- [Requirement] Provide only the number of lines in the data below that contain the word "JSON".

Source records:
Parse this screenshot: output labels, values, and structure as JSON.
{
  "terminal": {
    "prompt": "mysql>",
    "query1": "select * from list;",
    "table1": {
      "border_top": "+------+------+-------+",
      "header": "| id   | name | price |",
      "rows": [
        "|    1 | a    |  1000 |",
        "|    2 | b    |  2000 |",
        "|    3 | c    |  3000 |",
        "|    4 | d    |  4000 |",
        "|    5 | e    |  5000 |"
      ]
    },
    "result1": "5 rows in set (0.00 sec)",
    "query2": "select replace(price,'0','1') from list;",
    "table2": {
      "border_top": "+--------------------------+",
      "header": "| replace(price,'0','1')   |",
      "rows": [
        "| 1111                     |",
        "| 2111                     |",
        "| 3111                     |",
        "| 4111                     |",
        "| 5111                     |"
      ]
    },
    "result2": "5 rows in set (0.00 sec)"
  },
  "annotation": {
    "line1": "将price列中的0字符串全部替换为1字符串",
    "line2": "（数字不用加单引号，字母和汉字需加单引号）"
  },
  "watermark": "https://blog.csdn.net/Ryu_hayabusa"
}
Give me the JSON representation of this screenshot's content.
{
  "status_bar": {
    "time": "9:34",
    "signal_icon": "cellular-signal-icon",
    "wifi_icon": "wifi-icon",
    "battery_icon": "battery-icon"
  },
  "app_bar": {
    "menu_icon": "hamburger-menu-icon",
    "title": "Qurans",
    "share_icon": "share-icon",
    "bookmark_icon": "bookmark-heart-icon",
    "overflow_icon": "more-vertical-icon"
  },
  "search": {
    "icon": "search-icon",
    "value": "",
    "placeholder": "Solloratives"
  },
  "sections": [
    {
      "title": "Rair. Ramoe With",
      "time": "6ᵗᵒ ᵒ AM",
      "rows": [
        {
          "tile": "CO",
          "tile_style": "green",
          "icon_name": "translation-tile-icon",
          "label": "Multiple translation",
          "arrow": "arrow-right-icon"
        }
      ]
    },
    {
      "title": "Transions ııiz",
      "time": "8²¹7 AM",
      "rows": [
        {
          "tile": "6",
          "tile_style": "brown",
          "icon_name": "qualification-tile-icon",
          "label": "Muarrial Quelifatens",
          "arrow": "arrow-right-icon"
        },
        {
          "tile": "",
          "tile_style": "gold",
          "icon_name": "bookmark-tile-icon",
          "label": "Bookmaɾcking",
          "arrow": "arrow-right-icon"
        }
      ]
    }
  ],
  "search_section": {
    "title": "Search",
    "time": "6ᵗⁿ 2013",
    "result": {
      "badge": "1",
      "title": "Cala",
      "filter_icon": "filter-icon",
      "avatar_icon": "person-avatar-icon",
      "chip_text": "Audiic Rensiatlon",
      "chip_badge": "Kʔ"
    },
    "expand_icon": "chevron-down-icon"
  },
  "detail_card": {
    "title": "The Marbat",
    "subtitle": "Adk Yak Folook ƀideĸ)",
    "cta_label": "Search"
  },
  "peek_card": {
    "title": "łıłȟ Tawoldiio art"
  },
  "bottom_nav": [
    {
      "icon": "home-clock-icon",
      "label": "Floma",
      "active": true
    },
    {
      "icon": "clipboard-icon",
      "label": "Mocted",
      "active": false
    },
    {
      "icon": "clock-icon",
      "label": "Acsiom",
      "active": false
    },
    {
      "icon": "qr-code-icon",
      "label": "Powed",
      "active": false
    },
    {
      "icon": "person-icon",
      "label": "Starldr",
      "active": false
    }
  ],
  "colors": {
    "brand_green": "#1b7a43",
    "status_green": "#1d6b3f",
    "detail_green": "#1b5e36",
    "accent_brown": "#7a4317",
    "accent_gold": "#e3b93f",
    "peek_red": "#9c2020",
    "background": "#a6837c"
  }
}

- [Output below] 2